● **Exercise**:
Take every line that has the string "INTERBALL" and copy it out.

● **Exercise materials**:
=-=-=

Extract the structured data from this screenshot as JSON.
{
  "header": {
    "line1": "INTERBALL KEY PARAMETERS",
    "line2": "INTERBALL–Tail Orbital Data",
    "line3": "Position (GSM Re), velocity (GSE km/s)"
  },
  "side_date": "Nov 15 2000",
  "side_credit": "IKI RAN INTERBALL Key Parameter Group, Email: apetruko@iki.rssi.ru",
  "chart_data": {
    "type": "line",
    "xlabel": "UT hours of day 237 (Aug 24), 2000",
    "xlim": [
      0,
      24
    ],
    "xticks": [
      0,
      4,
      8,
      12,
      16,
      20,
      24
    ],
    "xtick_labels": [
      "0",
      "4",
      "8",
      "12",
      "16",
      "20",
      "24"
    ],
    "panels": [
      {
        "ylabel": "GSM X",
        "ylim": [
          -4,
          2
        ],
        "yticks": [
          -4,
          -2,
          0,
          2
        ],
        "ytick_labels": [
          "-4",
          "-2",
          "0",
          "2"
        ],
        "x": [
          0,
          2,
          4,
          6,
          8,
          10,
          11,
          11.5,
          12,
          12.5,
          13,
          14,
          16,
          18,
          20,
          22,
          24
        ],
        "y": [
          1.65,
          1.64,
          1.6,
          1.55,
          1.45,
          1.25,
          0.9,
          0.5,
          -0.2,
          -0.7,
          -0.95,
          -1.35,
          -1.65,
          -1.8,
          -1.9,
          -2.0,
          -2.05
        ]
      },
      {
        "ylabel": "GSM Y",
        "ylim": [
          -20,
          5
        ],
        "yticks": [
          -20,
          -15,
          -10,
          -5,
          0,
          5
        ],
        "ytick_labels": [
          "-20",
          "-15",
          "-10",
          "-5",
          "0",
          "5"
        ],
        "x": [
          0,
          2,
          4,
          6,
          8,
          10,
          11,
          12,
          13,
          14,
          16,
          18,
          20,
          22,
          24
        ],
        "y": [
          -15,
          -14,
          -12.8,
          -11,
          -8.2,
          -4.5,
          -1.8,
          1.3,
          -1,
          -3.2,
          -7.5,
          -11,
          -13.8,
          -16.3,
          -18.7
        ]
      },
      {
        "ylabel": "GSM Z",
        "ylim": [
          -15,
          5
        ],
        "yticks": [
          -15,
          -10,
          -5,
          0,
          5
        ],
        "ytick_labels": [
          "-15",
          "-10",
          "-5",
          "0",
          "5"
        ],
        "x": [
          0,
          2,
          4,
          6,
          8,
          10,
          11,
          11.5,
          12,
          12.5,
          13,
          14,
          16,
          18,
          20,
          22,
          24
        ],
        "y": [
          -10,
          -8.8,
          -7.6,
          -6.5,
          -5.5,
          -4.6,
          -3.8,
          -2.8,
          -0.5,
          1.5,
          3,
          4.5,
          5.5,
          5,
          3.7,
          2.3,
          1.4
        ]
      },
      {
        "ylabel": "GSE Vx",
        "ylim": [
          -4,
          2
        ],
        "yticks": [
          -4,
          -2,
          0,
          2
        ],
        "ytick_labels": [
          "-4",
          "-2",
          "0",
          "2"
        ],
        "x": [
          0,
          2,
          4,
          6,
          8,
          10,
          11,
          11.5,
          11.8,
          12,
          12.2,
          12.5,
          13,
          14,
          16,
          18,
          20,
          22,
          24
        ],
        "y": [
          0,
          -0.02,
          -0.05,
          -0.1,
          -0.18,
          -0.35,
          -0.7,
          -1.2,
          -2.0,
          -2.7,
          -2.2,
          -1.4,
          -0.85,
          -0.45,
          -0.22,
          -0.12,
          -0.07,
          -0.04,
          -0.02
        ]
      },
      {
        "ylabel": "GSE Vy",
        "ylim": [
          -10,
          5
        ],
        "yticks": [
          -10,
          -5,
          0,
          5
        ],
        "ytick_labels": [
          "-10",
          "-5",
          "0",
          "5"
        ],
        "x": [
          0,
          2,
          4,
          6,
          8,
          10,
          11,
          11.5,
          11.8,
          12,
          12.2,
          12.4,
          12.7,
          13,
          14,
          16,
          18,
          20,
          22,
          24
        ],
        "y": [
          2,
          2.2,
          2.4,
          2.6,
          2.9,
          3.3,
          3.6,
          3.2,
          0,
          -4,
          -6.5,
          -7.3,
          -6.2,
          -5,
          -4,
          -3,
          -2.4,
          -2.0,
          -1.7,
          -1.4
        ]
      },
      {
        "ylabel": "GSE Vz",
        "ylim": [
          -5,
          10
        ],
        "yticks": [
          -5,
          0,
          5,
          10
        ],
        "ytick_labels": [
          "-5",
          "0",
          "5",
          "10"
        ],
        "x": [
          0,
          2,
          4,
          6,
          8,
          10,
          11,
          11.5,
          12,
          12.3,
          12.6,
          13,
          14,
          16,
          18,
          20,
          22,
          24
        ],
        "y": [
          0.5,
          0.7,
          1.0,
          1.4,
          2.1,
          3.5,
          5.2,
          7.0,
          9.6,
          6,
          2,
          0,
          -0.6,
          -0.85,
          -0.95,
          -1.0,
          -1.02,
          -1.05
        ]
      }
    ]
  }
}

=-=-=

● **Result**:
    "line1": "INTERBALL KEY PARAMETERS",
    "line2": "INTERBALL–Tail Orbital Data",
  "side_credit": "IKI RAN INTERBALL Key Parameter Group, Email: apetruko@iki.rssi.ru",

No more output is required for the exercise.